┏━━
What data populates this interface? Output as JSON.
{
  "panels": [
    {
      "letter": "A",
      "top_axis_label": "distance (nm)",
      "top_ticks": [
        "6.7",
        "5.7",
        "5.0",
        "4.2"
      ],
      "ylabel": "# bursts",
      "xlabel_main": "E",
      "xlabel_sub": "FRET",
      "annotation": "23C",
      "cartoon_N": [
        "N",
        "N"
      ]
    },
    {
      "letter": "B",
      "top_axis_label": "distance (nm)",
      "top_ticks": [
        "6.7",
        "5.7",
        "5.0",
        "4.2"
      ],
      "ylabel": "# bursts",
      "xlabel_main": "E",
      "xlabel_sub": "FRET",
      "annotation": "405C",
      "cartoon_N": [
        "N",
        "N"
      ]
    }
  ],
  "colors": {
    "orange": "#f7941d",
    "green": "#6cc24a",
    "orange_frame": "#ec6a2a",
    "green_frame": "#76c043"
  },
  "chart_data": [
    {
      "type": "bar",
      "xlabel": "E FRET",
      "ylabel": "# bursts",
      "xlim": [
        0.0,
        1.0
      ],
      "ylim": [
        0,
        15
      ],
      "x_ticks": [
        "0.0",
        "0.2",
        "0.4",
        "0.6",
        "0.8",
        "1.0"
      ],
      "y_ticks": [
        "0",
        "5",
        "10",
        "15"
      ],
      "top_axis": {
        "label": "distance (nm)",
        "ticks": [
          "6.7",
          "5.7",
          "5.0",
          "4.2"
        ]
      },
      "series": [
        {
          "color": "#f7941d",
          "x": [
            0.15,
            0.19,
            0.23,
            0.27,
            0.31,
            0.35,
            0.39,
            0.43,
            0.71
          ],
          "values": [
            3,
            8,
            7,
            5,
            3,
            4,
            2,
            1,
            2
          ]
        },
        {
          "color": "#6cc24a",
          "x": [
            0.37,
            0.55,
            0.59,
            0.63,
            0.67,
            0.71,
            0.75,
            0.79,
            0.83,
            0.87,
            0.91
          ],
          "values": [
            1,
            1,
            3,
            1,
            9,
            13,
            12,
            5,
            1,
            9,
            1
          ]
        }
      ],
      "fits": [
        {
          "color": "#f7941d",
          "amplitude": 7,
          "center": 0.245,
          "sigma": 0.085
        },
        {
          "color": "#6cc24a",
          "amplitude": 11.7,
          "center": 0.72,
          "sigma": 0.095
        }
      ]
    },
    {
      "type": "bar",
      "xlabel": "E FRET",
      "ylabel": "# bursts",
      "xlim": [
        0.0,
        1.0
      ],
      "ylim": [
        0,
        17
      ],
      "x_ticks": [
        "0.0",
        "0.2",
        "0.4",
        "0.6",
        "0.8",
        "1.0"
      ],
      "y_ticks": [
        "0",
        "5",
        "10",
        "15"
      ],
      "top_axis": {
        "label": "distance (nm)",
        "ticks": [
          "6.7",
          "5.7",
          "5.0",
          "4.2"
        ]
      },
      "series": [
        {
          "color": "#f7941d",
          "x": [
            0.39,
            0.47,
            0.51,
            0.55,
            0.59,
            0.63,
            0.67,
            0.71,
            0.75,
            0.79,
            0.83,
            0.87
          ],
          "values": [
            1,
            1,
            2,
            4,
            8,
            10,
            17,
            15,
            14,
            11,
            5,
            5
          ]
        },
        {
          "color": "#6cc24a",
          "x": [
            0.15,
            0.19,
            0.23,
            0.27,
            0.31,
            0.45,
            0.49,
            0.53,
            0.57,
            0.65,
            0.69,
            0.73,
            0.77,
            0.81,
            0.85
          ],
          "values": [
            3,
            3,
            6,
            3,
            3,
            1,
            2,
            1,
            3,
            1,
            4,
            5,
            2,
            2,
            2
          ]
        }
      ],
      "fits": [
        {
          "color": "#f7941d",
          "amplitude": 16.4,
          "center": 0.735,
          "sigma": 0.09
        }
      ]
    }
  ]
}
┗━━
* _WHAT NEEDS TO BE DONE_
Copy all data exactly, start to finish.

* _SOLUTION BELOW_
What data populates this interface? Output as JSON.
{
  "panels": [
    {
      "letter": "A",
      "top_axis_label": "distance (nm)",
      "top_ticks": [
        "6.7",
        "5.7",
        "5.0",
        "4.2"
      ],
      "ylabel": "# bursts",
      "xlabel_main": "E",
      "xlabel_sub": "FRET",
      "annotation": "23C",
      "cartoon_N": [
        "N",
        "N"
      ]
    },
    {
      "letter": "B",
      "top_axis_label": "distance (nm)",
      "top_ticks": [
        "6.7",
        "5.7",
        "5.0",
        "4.2"
      ],
      "ylabel": "# bursts",
      "xlabel_main": "E",
      "xlabel_sub": "FRET",
      "annotation": "405C",
      "cartoon_N": [
        "N",
        "N"
      ]
    }
  ],
  "colors": {
    "orange": "#f7941d",
    "green": "#6cc24a",
    "orange_frame": "#ec6a2a",
    "green_frame": "#76c043"
  },
  "chart_data": [
    {
      "type": "bar",
      "xlabel": "E FRET",
      "ylabel": "# bursts",
      "xlim": [
        0.0,
        1.0
      ],
      "ylim": [
        0,
        15
      ],
      "x_ticks": [
        "0.0",
        "0.2",
        "0.4",
        "0.6",
        "0.8",
        "1.0"
      ],
      "y_ticks": [
        "0",
        "5",
        "10",
        "15"
      ],
      "top_axis": {
        "label": "distance (nm)",
        "ticks": [
          "6.7",
          "5.7",
          "5.0",
          "4.2"
        ]
      },
      "series": [
        {
          "color": "#f7941d",
          "x": [
            0.15,
            0.19,
            0.23,
            0.27,
            0.31,
            0.35,
            0.39,
            0.43,
            0.71
          ],
          "values": [
            3,
            8,
            7,
            5,
            3,
            4,
            2,
            1,
            2
          ]
        },
        {
          "color": "#6cc24a",
          "x": [
            0.37,
            0.55,
            0.59,
            0.63,
            0.67,
            0.71,
            0.75,
            0.79,
            0.83,
            0.87,
            0.91
          ],
          "values": [
            1,
            1,
            3,
            1,
            9,
            13,
            12,
            5,
            1,
            9,
            1
          ]
        }
      ],
      "fits": [
        {
          "color": "#f7941d",
          "amplitude": 7,
          "center": 0.245,
          "sigma": 0.085
        },
        {
          "color": "#6cc24a",
          "amplitude": 11.7,
          "center": 0.72,
          "sigma": 0.095
        }
      ]
    },
    {
      "type": "bar",
      "xlabel": "E FRET",
      "ylabel": "# bursts",
      "xlim": [
        0.0,
        1.0
      ],
      "ylim": [
        0,
        17
      ],
      "x_ticks": [
        "0.0",
        "0.2",
        "0.4",
        "0.6",
        "0.8",
        "1.0"
      ],
      "y_ticks": [
        "0",
        "5",
        "10",
        "15"
      ],
      "top_axis": {
        "label": "distance (nm)",
        "ticks": [
          "6.7",
          "5.7",
          "5.0",
          "4.2"
        ]
      },
      "series": [
        {
          "color": "#f7941d",
          "x": [
            0.39,
            0.47,
            0.51,
            0.55,
            0.59,
            0.63,
            0.67,
            0.71,
            0.75,
            0.79,
            0.83,
            0.87
          ],
          "values": [
            1,
            1,
            2,
            4,
            8,
            10,
            17,
            15,
            14,
            11,
            5,
            5
          ]
        },
        {
          "color": "#6cc24a",
          "x": [
            0.15,
            0.19,
            0.23,
            0.27,
            0.31,
            0.45,
            0.49,
            0.53,
            0.57,
            0.65,
            0.69,
            0.73,
            0.77,
            0.81,
            0.85
          ],
          "values": [
            3,
            3,
            6,
            3,
            3,
            1,
            2,
            1,
            3,
            1,
            4,
            5,
            2,
            2,
            2
          ]
        }
      ],
      "fits": [
        {
          "color": "#f7941d",
          "amplitude": 16.4,
          "center": 0.735,
          "sigma": 0.09
        }
      ]
    }
  ]
}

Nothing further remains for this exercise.